=== RECORD LIST ===
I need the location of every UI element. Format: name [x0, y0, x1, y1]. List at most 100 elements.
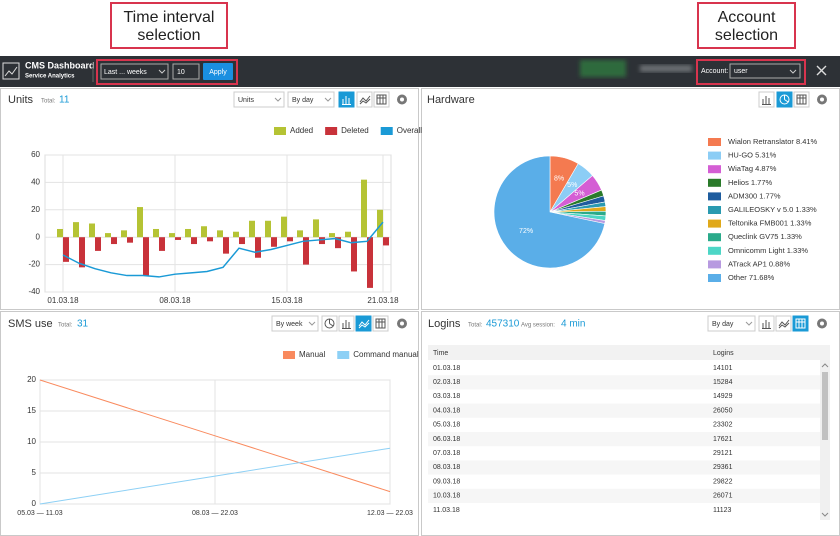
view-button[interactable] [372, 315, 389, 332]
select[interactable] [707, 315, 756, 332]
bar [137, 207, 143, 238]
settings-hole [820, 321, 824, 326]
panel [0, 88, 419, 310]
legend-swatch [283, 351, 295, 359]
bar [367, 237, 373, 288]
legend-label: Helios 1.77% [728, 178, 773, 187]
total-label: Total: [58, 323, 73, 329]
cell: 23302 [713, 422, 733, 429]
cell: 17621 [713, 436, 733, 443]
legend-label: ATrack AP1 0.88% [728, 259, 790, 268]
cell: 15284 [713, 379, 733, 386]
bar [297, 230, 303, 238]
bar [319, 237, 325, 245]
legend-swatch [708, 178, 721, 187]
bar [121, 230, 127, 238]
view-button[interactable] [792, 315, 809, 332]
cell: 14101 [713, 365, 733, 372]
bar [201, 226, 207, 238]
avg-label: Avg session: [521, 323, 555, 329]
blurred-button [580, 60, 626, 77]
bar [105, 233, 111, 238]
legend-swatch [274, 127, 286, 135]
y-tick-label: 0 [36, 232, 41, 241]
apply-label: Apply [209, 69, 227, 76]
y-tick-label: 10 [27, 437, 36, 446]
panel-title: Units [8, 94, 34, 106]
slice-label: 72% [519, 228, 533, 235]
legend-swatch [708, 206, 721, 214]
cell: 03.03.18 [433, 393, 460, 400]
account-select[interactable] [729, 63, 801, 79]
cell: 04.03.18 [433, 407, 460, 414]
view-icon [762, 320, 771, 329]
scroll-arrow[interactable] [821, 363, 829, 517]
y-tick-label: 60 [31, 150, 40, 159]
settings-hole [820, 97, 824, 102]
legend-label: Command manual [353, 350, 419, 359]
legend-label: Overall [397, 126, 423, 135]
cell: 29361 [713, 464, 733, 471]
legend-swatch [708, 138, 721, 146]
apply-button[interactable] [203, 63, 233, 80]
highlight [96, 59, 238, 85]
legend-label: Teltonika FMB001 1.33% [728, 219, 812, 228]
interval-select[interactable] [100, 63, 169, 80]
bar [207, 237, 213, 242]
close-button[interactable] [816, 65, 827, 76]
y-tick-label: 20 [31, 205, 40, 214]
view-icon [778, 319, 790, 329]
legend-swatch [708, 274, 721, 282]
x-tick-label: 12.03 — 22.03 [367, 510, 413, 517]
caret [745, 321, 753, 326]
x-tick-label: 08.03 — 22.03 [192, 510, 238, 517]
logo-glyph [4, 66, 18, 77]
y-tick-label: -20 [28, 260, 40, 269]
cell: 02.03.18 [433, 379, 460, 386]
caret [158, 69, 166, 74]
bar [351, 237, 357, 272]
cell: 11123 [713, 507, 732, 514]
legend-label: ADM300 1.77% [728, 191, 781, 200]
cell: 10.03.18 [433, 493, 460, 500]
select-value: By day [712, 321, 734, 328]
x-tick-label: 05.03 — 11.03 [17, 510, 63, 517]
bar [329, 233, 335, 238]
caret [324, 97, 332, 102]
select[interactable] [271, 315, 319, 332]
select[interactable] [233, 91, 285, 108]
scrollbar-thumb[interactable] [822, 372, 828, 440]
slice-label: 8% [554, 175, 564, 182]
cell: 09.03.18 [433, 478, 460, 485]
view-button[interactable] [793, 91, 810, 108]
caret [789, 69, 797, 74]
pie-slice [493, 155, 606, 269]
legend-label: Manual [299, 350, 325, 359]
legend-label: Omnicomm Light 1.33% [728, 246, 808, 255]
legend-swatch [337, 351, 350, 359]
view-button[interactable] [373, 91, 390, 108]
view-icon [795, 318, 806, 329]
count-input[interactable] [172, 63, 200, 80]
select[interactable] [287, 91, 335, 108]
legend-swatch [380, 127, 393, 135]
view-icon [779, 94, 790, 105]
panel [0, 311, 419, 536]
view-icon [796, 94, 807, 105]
===
Switch "view-button" to "view-toggle" everywhere in the items, and give all their lines again with nothing else changed. Leave out the pictures.

> _RESULT BELOW_
I need the location of every UI element. Format: name [x0, y0, x1, y1]. List at most 100 elements.
view-toggle[interactable] [372, 315, 389, 332]
select[interactable] [707, 315, 756, 332]
bar [137, 207, 143, 238]
settings-hole [820, 321, 824, 326]
panel [0, 88, 419, 310]
legend-swatch [283, 351, 295, 359]
bar [367, 237, 373, 288]
legend-label: Helios 1.77% [728, 178, 773, 187]
total-label: Total: [58, 323, 73, 329]
cell: 23302 [713, 422, 733, 429]
cell: 17621 [713, 436, 733, 443]
legend-label: ATrack AP1 0.88% [728, 259, 790, 268]
cell: 15284 [713, 379, 733, 386]
bar [297, 230, 303, 238]
bar [319, 237, 325, 245]
legend-swatch [708, 178, 721, 187]
bar [121, 230, 127, 238]
view-toggle[interactable] [792, 315, 809, 332]
cell: 14101 [713, 365, 733, 372]
bar [201, 226, 207, 238]
avg-label: Avg session: [521, 323, 555, 329]
blurred-button [580, 60, 626, 77]
bar [105, 233, 111, 238]
legend-swatch [274, 127, 286, 135]
y-tick-label: 0 [36, 232, 41, 241]
apply-label: Apply [209, 69, 227, 76]
y-tick-label: 10 [27, 437, 36, 446]
panel-title: Units [8, 94, 34, 106]
slice-label: 72% [519, 228, 533, 235]
legend-swatch [708, 206, 721, 214]
cell: 03.03.18 [433, 393, 460, 400]
account-select[interactable] [729, 63, 801, 79]
cell: 04.03.18 [433, 407, 460, 414]
view-icon [762, 320, 771, 329]
scroll-arrow[interactable] [821, 363, 829, 517]
y-tick-label: 60 [31, 150, 40, 159]
settings-hole [820, 97, 824, 102]
legend-label: Command manual [353, 350, 419, 359]
legend-label: Overall [397, 126, 423, 135]
cell: 29361 [713, 464, 733, 471]
legend-swatch [708, 138, 721, 146]
apply-button[interactable] [203, 63, 233, 80]
highlight [96, 59, 238, 85]
legend-label: Teltonika FMB001 1.33% [728, 219, 812, 228]
interval-select[interactable] [100, 63, 169, 80]
bar [207, 237, 213, 242]
close-button[interactable] [816, 65, 827, 76]
y-tick-label: 20 [31, 205, 40, 214]
view-icon [778, 319, 790, 329]
legend-swatch [708, 274, 721, 282]
x-tick-label: 12.03 — 22.03 [367, 510, 413, 517]
caret [745, 321, 753, 326]
x-tick-label: 08.03 — 22.03 [192, 510, 238, 517]
logo-glyph [4, 66, 18, 77]
y-tick-label: -20 [28, 260, 40, 269]
cell: 02.03.18 [433, 379, 460, 386]
caret [158, 69, 166, 74]
bar [351, 237, 357, 272]
cell: 11123 [713, 507, 732, 514]
legend-label: ADM300 1.77% [728, 191, 781, 200]
cell: 10.03.18 [433, 493, 460, 500]
select-value: By day [712, 321, 734, 328]
x-tick-label: 05.03 — 11.03 [17, 510, 63, 517]
bar [329, 233, 335, 238]
caret [324, 97, 332, 102]
select[interactable] [271, 315, 319, 332]
select[interactable] [233, 91, 285, 108]
scrollbar-thumb[interactable] [822, 372, 828, 440]
slice-label: 8% [554, 175, 564, 182]
cell: 09.03.18 [433, 478, 460, 485]
view-toggle[interactable] [793, 91, 810, 108]
caret [789, 69, 797, 74]
pie-slice [493, 155, 606, 269]
legend-label: Manual [299, 350, 325, 359]
legend-label: Omnicomm Light 1.33% [728, 246, 808, 255]
legend-swatch [337, 351, 350, 359]
view-toggle[interactable] [373, 91, 390, 108]
view-icon [795, 318, 806, 329]
count-input[interactable] [172, 63, 200, 80]
select[interactable] [287, 91, 335, 108]
legend-swatch [380, 127, 393, 135]
view-icon [779, 94, 790, 105]
panel [0, 311, 419, 536]
view-icon [796, 94, 807, 105]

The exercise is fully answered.